#### GOAL OF THE EXERCISE:
Look for "raise" in the listing below. Gather each line that contains it.
____ STORED DATA
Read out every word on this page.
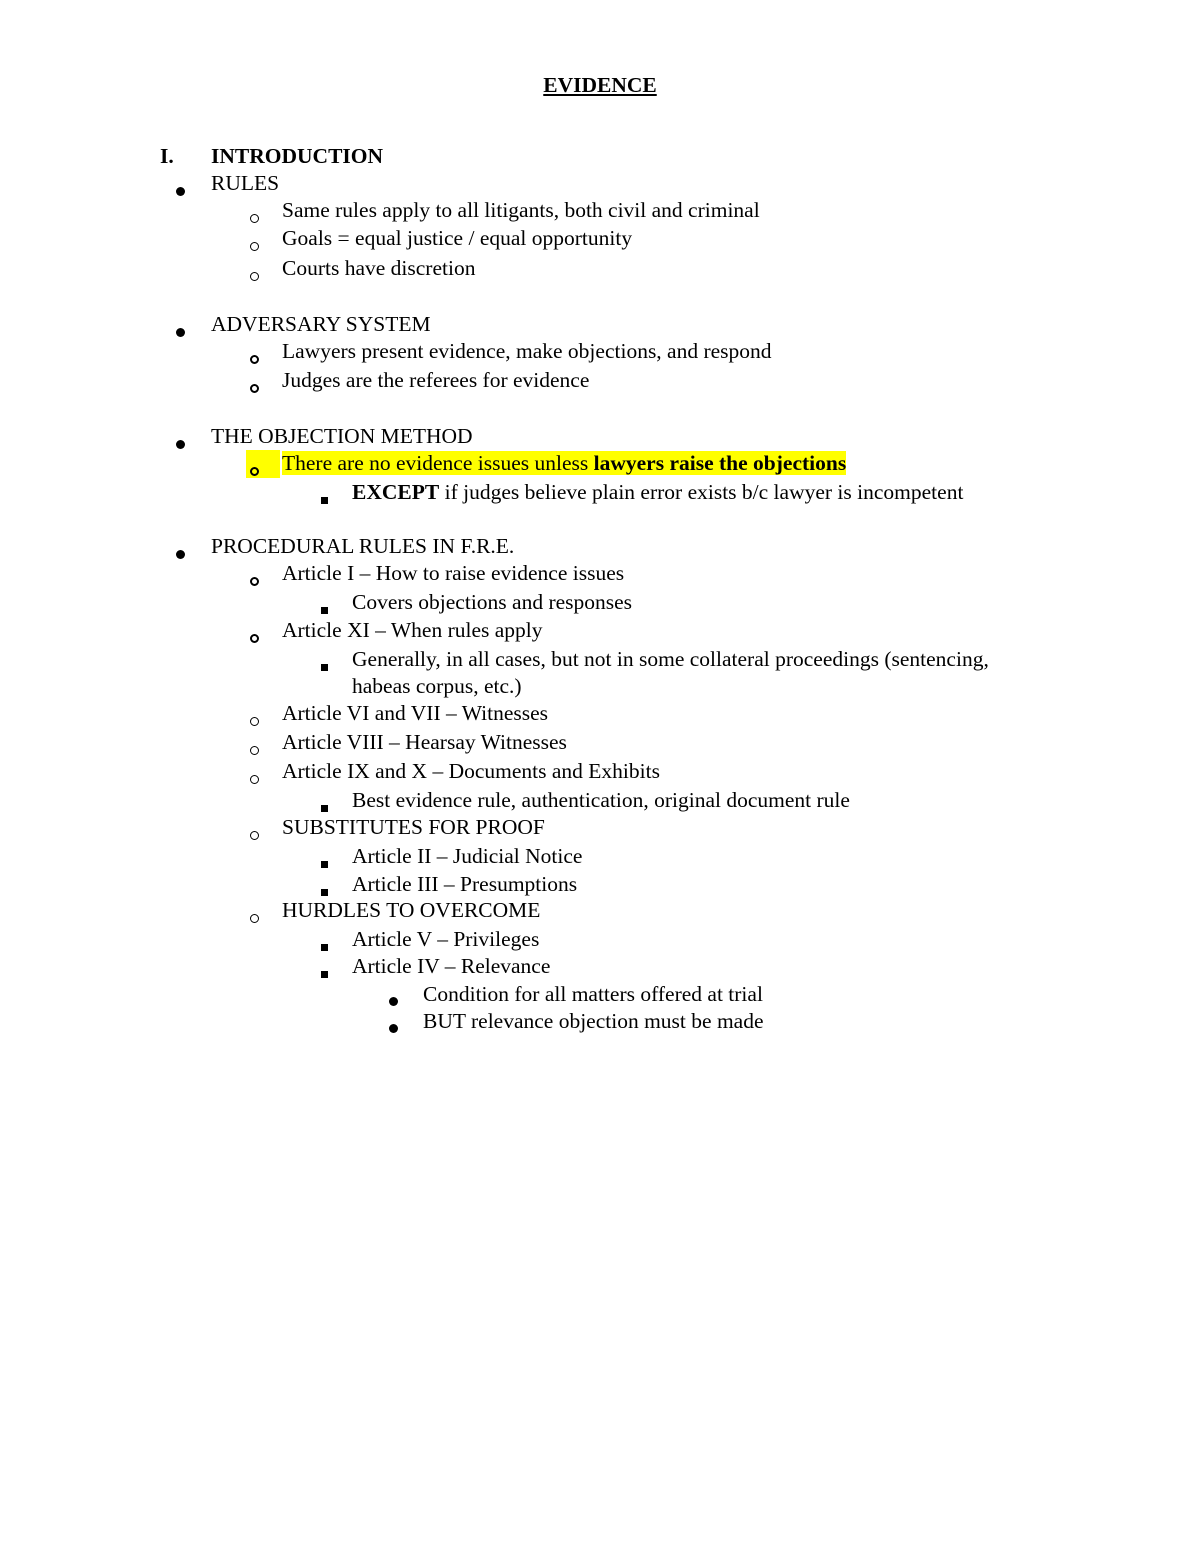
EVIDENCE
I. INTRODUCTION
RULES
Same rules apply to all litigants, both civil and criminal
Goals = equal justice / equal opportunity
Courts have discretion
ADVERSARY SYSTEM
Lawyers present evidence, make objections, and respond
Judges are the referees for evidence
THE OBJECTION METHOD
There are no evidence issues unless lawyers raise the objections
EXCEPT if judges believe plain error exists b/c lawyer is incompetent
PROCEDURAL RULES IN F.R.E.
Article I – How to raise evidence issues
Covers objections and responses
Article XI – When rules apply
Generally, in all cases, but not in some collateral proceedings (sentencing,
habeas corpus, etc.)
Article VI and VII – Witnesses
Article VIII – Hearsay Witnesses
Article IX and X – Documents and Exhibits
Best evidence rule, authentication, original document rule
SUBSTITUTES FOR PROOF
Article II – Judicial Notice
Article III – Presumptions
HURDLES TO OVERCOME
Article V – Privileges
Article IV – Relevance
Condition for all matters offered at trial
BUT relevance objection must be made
________
____ STORED DATA
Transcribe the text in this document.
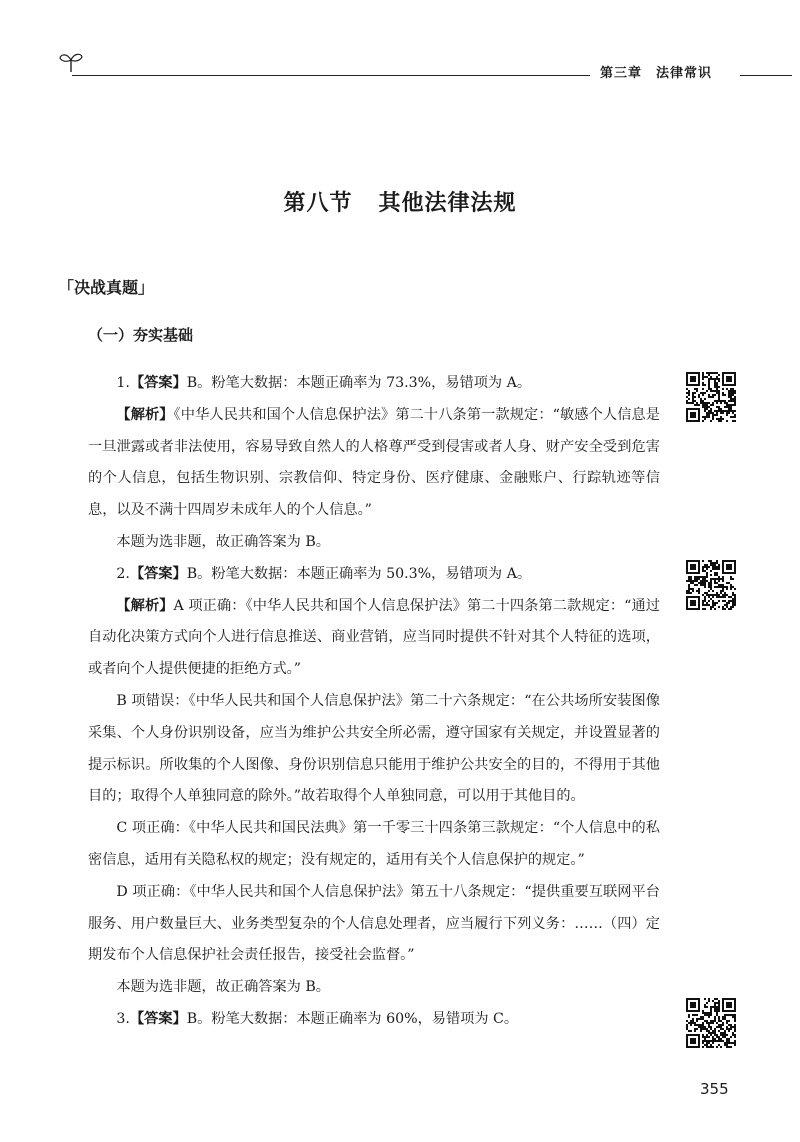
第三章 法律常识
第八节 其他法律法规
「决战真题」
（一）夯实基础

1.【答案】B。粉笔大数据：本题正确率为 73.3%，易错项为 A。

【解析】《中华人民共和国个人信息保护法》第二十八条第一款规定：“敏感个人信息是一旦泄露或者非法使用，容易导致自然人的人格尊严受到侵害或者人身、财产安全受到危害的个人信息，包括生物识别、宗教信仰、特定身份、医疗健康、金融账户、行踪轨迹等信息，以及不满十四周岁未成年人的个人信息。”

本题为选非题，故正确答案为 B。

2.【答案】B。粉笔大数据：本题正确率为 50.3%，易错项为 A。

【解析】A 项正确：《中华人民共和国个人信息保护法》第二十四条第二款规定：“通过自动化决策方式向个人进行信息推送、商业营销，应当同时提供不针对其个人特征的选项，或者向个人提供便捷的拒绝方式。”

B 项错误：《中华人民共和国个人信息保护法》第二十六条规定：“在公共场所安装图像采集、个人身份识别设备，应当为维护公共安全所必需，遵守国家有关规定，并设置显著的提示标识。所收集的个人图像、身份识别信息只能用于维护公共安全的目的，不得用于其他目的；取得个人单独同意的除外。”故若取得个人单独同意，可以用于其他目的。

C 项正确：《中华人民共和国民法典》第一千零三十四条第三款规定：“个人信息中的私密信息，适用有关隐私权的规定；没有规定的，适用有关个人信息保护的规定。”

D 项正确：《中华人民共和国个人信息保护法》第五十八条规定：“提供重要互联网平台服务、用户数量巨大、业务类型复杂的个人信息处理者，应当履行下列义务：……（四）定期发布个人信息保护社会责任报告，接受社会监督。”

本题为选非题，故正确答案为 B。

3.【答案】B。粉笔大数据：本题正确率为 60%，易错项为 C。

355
________
____ STORED DATA
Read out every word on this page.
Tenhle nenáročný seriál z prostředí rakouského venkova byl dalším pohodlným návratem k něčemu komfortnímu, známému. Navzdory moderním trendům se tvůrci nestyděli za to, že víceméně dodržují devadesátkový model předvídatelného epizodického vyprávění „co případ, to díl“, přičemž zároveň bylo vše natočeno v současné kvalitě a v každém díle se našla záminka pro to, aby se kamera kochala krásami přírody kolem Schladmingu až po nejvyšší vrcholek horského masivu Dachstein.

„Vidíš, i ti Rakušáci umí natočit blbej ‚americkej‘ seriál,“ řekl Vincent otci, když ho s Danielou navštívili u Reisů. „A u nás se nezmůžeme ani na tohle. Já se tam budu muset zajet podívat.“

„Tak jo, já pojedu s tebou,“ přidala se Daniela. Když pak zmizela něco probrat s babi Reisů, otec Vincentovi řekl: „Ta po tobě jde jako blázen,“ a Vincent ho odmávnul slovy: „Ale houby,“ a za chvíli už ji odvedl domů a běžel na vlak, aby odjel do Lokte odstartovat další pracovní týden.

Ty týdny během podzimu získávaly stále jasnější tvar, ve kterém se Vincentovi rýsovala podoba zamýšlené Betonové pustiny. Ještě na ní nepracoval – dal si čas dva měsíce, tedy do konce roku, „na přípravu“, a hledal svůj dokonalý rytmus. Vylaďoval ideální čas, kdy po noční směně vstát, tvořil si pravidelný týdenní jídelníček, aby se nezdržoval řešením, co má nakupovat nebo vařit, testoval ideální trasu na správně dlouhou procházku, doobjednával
________
#### IN RESPONSE:
There are no evidence issues unless lawyers raise the objections
Article I – How to raise evidence issues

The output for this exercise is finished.